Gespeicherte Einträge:
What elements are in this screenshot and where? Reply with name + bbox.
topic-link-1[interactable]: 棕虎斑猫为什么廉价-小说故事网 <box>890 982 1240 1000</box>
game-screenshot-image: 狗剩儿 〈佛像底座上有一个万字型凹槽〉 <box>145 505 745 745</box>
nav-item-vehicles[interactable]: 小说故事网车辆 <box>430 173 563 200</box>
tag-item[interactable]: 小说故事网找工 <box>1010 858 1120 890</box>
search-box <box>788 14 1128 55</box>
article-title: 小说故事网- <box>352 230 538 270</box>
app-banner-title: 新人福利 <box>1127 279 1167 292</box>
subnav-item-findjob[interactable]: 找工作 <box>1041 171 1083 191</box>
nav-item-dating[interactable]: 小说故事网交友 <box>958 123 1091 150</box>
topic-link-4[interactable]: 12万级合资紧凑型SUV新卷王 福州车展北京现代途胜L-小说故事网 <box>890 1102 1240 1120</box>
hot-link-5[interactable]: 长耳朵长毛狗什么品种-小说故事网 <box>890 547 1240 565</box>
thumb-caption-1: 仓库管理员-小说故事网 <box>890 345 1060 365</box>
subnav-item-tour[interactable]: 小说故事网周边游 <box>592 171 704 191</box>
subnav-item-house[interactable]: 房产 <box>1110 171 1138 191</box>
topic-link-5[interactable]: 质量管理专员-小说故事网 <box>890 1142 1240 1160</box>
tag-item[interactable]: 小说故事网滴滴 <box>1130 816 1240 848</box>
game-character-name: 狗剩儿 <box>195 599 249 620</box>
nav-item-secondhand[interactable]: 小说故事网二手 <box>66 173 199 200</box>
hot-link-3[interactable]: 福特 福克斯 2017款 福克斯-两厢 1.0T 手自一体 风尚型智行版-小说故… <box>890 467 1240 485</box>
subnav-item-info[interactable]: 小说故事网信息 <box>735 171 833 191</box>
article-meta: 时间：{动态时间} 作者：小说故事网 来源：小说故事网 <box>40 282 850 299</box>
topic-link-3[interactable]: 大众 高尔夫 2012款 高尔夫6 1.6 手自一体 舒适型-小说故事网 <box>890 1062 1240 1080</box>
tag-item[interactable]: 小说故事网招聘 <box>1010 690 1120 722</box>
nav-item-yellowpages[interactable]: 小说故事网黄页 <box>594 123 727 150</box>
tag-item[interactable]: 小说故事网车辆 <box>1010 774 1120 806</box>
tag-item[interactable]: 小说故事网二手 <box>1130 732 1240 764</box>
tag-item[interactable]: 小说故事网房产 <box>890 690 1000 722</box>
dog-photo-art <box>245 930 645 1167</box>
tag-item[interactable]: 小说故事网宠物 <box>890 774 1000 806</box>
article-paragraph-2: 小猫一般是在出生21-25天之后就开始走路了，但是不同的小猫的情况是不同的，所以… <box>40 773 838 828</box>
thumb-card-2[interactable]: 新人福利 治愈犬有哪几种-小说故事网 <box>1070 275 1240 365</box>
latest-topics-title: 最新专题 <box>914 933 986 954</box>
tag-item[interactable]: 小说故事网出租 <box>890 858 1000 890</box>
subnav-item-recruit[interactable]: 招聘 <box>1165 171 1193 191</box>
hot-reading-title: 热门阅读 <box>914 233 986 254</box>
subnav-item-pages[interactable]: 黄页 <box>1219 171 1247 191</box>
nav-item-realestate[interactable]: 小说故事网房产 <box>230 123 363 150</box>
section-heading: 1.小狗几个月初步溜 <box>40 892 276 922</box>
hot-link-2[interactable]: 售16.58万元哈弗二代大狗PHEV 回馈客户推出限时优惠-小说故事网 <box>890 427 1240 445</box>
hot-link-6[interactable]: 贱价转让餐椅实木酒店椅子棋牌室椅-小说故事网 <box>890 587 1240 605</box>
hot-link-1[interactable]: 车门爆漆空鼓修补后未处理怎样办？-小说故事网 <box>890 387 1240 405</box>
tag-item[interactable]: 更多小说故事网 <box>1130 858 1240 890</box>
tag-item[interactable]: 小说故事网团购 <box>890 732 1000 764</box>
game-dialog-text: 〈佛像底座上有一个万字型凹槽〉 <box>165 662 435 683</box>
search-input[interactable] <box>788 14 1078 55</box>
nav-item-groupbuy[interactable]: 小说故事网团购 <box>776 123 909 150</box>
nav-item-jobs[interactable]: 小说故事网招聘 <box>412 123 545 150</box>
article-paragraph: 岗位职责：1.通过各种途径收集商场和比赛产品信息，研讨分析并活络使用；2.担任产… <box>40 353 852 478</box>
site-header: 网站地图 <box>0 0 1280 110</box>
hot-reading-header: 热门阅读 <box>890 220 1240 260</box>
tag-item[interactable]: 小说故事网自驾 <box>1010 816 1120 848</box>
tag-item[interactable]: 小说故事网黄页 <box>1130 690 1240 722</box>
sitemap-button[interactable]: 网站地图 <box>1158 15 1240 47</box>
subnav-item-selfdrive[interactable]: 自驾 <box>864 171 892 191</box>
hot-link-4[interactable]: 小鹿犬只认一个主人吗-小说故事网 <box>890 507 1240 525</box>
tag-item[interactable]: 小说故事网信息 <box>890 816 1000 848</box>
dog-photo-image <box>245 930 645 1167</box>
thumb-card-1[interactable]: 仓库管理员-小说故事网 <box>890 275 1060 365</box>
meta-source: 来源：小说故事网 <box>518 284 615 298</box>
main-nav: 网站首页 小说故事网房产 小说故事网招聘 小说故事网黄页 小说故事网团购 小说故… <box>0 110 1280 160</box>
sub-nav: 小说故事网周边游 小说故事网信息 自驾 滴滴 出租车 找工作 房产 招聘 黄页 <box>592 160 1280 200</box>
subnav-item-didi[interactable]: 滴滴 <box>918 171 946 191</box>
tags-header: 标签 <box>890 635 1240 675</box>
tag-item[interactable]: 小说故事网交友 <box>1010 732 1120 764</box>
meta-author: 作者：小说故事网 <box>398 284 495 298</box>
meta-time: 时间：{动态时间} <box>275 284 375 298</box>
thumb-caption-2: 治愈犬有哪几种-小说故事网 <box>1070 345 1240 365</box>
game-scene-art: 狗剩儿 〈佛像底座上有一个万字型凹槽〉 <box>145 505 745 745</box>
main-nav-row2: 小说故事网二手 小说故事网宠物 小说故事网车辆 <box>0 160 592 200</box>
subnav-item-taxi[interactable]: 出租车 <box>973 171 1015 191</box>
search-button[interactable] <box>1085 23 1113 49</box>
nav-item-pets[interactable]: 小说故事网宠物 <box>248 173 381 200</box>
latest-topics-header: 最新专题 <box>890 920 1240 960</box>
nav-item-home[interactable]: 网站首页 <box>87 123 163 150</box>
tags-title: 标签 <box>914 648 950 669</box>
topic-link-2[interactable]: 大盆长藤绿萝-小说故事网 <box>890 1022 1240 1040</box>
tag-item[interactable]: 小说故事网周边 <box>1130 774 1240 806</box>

◆ **GESTELLTE AUFGABE**:
Dupliziere sämtliche Zeilen oben ohne die geringste Abweichung.

◆ **ERWARTETE ANTWORT**:
What elements are in this screenshot and where? Reply with name + bbox.
topic-link-1[interactable]: 棕虎斑猫为什么廉价-小说故事网 <box>890 982 1240 1000</box>
game-screenshot-image: 狗剩儿 〈佛像底座上有一个万字型凹槽〉 <box>145 505 745 745</box>
nav-item-vehicles[interactable]: 小说故事网车辆 <box>430 173 563 200</box>
tag-item[interactable]: 小说故事网找工 <box>1010 858 1120 890</box>
search-box <box>788 14 1128 55</box>
article-title: 小说故事网- <box>352 230 538 270</box>
app-banner-title: 新人福利 <box>1127 279 1167 292</box>
subnav-item-findjob[interactable]: 找工作 <box>1041 171 1083 191</box>
nav-item-dating[interactable]: 小说故事网交友 <box>958 123 1091 150</box>
topic-link-4[interactable]: 12万级合资紧凑型SUV新卷王 福州车展北京现代途胜L-小说故事网 <box>890 1102 1240 1120</box>
hot-link-5[interactable]: 长耳朵长毛狗什么品种-小说故事网 <box>890 547 1240 565</box>
thumb-caption-1: 仓库管理员-小说故事网 <box>890 345 1060 365</box>
subnav-item-tour[interactable]: 小说故事网周边游 <box>592 171 704 191</box>
subnav-item-house[interactable]: 房产 <box>1110 171 1138 191</box>
topic-link-5[interactable]: 质量管理专员-小说故事网 <box>890 1142 1240 1160</box>
tag-item[interactable]: 小说故事网滴滴 <box>1130 816 1240 848</box>
game-character-name: 狗剩儿 <box>195 599 249 620</box>
nav-item-secondhand[interactable]: 小说故事网二手 <box>66 173 199 200</box>
hot-link-3[interactable]: 福特 福克斯 2017款 福克斯-两厢 1.0T 手自一体 风尚型智行版-小说故… <box>890 467 1240 485</box>
subnav-item-info[interactable]: 小说故事网信息 <box>735 171 833 191</box>
article-meta: 时间：{动态时间} 作者：小说故事网 来源：小说故事网 <box>40 282 850 299</box>
topic-link-3[interactable]: 大众 高尔夫 2012款 高尔夫6 1.6 手自一体 舒适型-小说故事网 <box>890 1062 1240 1080</box>
tag-item[interactable]: 小说故事网招聘 <box>1010 690 1120 722</box>
nav-item-yellowpages[interactable]: 小说故事网黄页 <box>594 123 727 150</box>
tag-item[interactable]: 小说故事网车辆 <box>1010 774 1120 806</box>
tag-item[interactable]: 小说故事网二手 <box>1130 732 1240 764</box>
tag-item[interactable]: 小说故事网房产 <box>890 690 1000 722</box>
dog-photo-art <box>245 930 645 1167</box>
tag-item[interactable]: 小说故事网宠物 <box>890 774 1000 806</box>
article-paragraph-2: 小猫一般是在出生21-25天之后就开始走路了，但是不同的小猫的情况是不同的，所以… <box>40 773 838 828</box>
thumb-card-2[interactable]: 新人福利 治愈犬有哪几种-小说故事网 <box>1070 275 1240 365</box>
latest-topics-title: 最新专题 <box>914 933 986 954</box>
tag-item[interactable]: 小说故事网出租 <box>890 858 1000 890</box>
subnav-item-recruit[interactable]: 招聘 <box>1165 171 1193 191</box>
hot-reading-title: 热门阅读 <box>914 233 986 254</box>
subnav-item-pages[interactable]: 黄页 <box>1219 171 1247 191</box>
nav-item-realestate[interactable]: 小说故事网房产 <box>230 123 363 150</box>
section-heading: 1.小狗几个月初步溜 <box>40 892 276 922</box>
hot-link-2[interactable]: 售16.58万元哈弗二代大狗PHEV 回馈客户推出限时优惠-小说故事网 <box>890 427 1240 445</box>
hot-link-6[interactable]: 贱价转让餐椅实木酒店椅子棋牌室椅-小说故事网 <box>890 587 1240 605</box>
hot-link-1[interactable]: 车门爆漆空鼓修补后未处理怎样办？-小说故事网 <box>890 387 1240 405</box>
tag-item[interactable]: 更多小说故事网 <box>1130 858 1240 890</box>
tag-item[interactable]: 小说故事网团购 <box>890 732 1000 764</box>
game-dialog-text: 〈佛像底座上有一个万字型凹槽〉 <box>165 662 435 683</box>
search-input[interactable] <box>788 14 1078 55</box>
nav-item-groupbuy[interactable]: 小说故事网团购 <box>776 123 909 150</box>
nav-item-jobs[interactable]: 小说故事网招聘 <box>412 123 545 150</box>
article-paragraph: 岗位职责：1.通过各种途径收集商场和比赛产品信息，研讨分析并活络使用；2.担任产… <box>40 353 852 478</box>
site-header: 网站地图 <box>0 0 1280 110</box>
hot-reading-header: 热门阅读 <box>890 220 1240 260</box>
tag-item[interactable]: 小说故事网自驾 <box>1010 816 1120 848</box>
tag-item[interactable]: 小说故事网黄页 <box>1130 690 1240 722</box>
sitemap-button[interactable]: 网站地图 <box>1158 15 1240 47</box>
subnav-item-selfdrive[interactable]: 自驾 <box>864 171 892 191</box>
hot-link-4[interactable]: 小鹿犬只认一个主人吗-小说故事网 <box>890 507 1240 525</box>
tag-item[interactable]: 小说故事网信息 <box>890 816 1000 848</box>
dog-photo-image <box>245 930 645 1167</box>
thumb-card-1[interactable]: 仓库管理员-小说故事网 <box>890 275 1060 365</box>
meta-source: 来源：小说故事网 <box>518 284 615 298</box>
main-nav: 网站首页 小说故事网房产 小说故事网招聘 小说故事网黄页 小说故事网团购 小说故… <box>0 110 1280 160</box>
sub-nav: 小说故事网周边游 小说故事网信息 自驾 滴滴 出租车 找工作 房产 招聘 黄页 <box>592 160 1280 200</box>
subnav-item-didi[interactable]: 滴滴 <box>918 171 946 191</box>
tags-header: 标签 <box>890 635 1240 675</box>
tag-item[interactable]: 小说故事网交友 <box>1010 732 1120 764</box>
meta-author: 作者：小说故事网 <box>398 284 495 298</box>
meta-time: 时间：{动态时间} <box>275 284 375 298</box>
thumb-caption-2: 治愈犬有哪几种-小说故事网 <box>1070 345 1240 365</box>
game-scene-art: 狗剩儿 〈佛像底座上有一个万字型凹槽〉 <box>145 505 745 745</box>
main-nav-row2: 小说故事网二手 小说故事网宠物 小说故事网车辆 <box>0 160 592 200</box>
subnav-item-taxi[interactable]: 出租车 <box>973 171 1015 191</box>
search-button[interactable] <box>1085 23 1113 49</box>
nav-item-pets[interactable]: 小说故事网宠物 <box>248 173 381 200</box>
latest-topics-header: 最新专题 <box>890 920 1240 960</box>
nav-item-home[interactable]: 网站首页 <box>87 123 163 150</box>
tags-title: 标签 <box>914 648 950 669</box>
topic-link-2[interactable]: 大盆长藤绿萝-小说故事网 <box>890 1022 1240 1040</box>
tag-item[interactable]: 小说故事网周边 <box>1130 774 1240 806</box>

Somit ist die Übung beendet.